Copy out the lines that include the word "kinds".

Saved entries
----

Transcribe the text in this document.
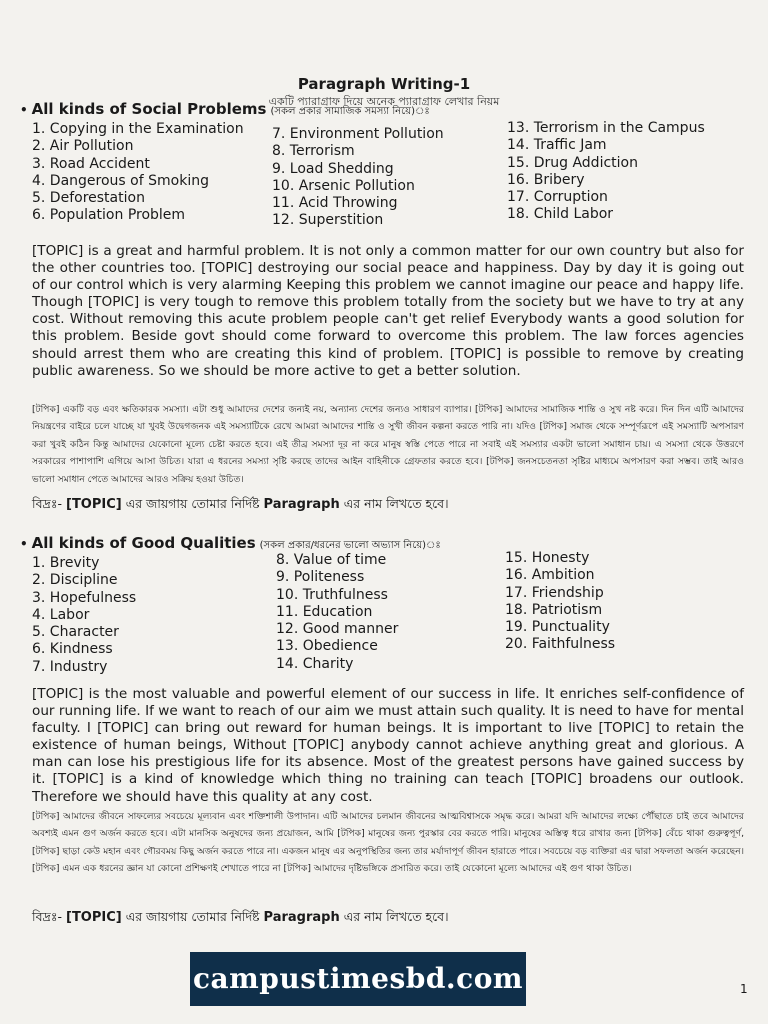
Paragraph Writing-1
একটি প্যারাগ্রাফ দিয়ে অনেক প্যারাগ্রাফ লেখার নিয়ম
• All kinds of Social Problems (সকল প্রকার সামাজিক সমস্যা নিয়ে)ঃ
1. Copying in the Examination
2. Air Pollution
3. Road Accident
4. Dangerous of Smoking
5. Deforestation
6. Population Problem
7. Environment Pollution
8. Terrorism
9. Load Shedding
10. Arsenic Pollution
11. Acid Throwing
12. Superstition
13. Terrorism in the Campus
14. Traffic Jam
15. Drug Addiction
16. Bribery
17. Corruption
18. Child Labor
[TOPIC] is a great and harmful problem. It is not only a common matter for our own country but also for the other countries too. [TOPIC] destroying our social peace and happiness. Day by day it is going out of our control which is very alarming Keeping this problem we cannot imagine our peace and happy life. Though [TOPIC] is very tough to remove this problem totally from the society but we have to try at any cost. Without removing this acute problem people can't get relief Everybody wants a good solution for this problem. Beside govt should come forward to overcome this problem. The law forces agencies should arrest them who are creating this kind of problem. [TOPIC] is possible to remove by creating public awareness. So we should be more active to get a better solution.
[টপিক] একটি বড় এবং ক্ষতিকারক সমস্যা। এটা শুধু আমাদের দেশের জন্যই নয়, অন্যান্য দেশের জন্যও সাধারণ ব্যাপার। [টপিক] আমাদের সামাজিক শান্তি ও সুখ নষ্ট করে। দিন দিন এটি আমাদের নিয়ন্ত্রণের বাইরে চলে যাচ্ছে যা খুবই উদ্বেগজনক এই সমস্যাটিকে রেখে আমরা আমাদের শান্তি ও সুখী জীবন কল্পনা করতে পারি না। যদিও [টপিক] সমাজ থেকে সম্পূর্ণরূপে এই সমস্যাটি অপসারণ করা খুবই কঠিন কিন্তু আমাদের যেকোনো মূল্যে চেষ্টা করতে হবে। এই তীব্র সমস্যা দূর না করে মানুষ স্বস্তি পেতে পারে না সবাই এই সমস্যার একটা ভালো সমাধান চায়। এ সমস্যা থেকে উত্তরণে সরকারের পাশাপাশি এগিয়ে আসা উচিত। যারা এ ধরনের সমস্যা সৃষ্টি করছে তাদের আইন বাহিনীকে গ্রেফতার করতে হবে। [টপিক] জনসচেতনতা সৃষ্টির মাধ্যমে অপসারণ করা সম্ভব। তাই আরও ভালো সমাধান পেতে আমাদের আরও সক্রিয় হওয়া উচিত।
বিদ্রঃ- [TOPIC] এর জায়গায় তোমার নির্দিষ্ট Paragraph এর নাম লিখতে হবে।
• All kinds of Good Qualities (সকল প্রকার/ধরনের ভালো অভ্যাস নিয়ে)ঃ
1. Brevity
2. Discipline
3. Hopefulness
4. Labor
5. Character
6. Kindness
7. Industry
8. Value of time
9. Politeness
10. Truthfulness
11. Education
12. Good manner
13. Obedience
14. Charity
15. Honesty
16. Ambition
17. Friendship
18. Patriotism
19. Punctuality
20. Faithfulness
[TOPIC] is the most valuable and powerful element of our success in life. It enriches self-confidence of our running life. If we want to reach of our aim we must attain such quality. It is need to have for mental faculty. I [TOPIC] can bring out reward for human beings. It is important to live [TOPIC] to retain the existence of human beings, Without [TOPIC] anybody cannot achieve anything great and glorious. A man can lose his prestigious life for its absence. Most of the greatest persons have gained success by it. [TOPIC] is a kind of knowledge which thing no training can teach [TOPIC] broadens our outlook. Therefore we should have this quality at any cost.
[টপিক] আমাদের জীবনে সাফল্যের সবচেয়ে মূল্যবান এবং শক্তিশালী উপাদান। এটি আমাদের চলমান জীবনের আত্মবিশ্বাসকে সমৃদ্ধ করে। আমরা যদি আমাদের লক্ষ্যে পৌঁছাতে চাই তবে আমাদের অবশ্যই এমন গুণ অর্জন করতে হবে। এটা মানসিক অনুষদের জন্য প্রয়োজন, আমি [টপিক] মানুষের জন্য পুরস্কার বের করতে পারি। মানুষের অস্তিত্ব ধরে রাখার জন্য [টপিক] বেঁচে থাকা গুরুত্বপূর্ণ, [টপিক] ছাড়া কেউ মহান এবং গৌরবময় কিছু অর্জন করতে পারে না। একজন মানুষ এর অনুপস্থিতির জন্য তার মর্যাদাপূর্ণ জীবন হারাতে পারে। সবচেয়ে বড় ব্যক্তিরা এর দ্বারা সফলতা অর্জন করেছেন। [টপিক] এমন এক ধরনের জ্ঞান যা কোনো প্রশিক্ষণই শেখাতে পারে না [টপিক] আমাদের দৃষ্টিভঙ্গিকে প্রসারিত করে। তাই যেকোনো মূল্যে আমাদের এই গুণ থাকা উচিত।
বিদ্রঃ- [TOPIC] এর জায়গায় তোমার নির্দিষ্ট Paragraph এর নাম লিখতে হবে।
campustimesbd.com	1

----

Task output:
• All kinds of Social Problems (সকল প্রকার সামাজিক সমস্যা নিয়ে)ঃ
• All kinds of Good Qualities (সকল প্রকার/ধরনের ভালো অভ্যাস নিয়ে)ঃ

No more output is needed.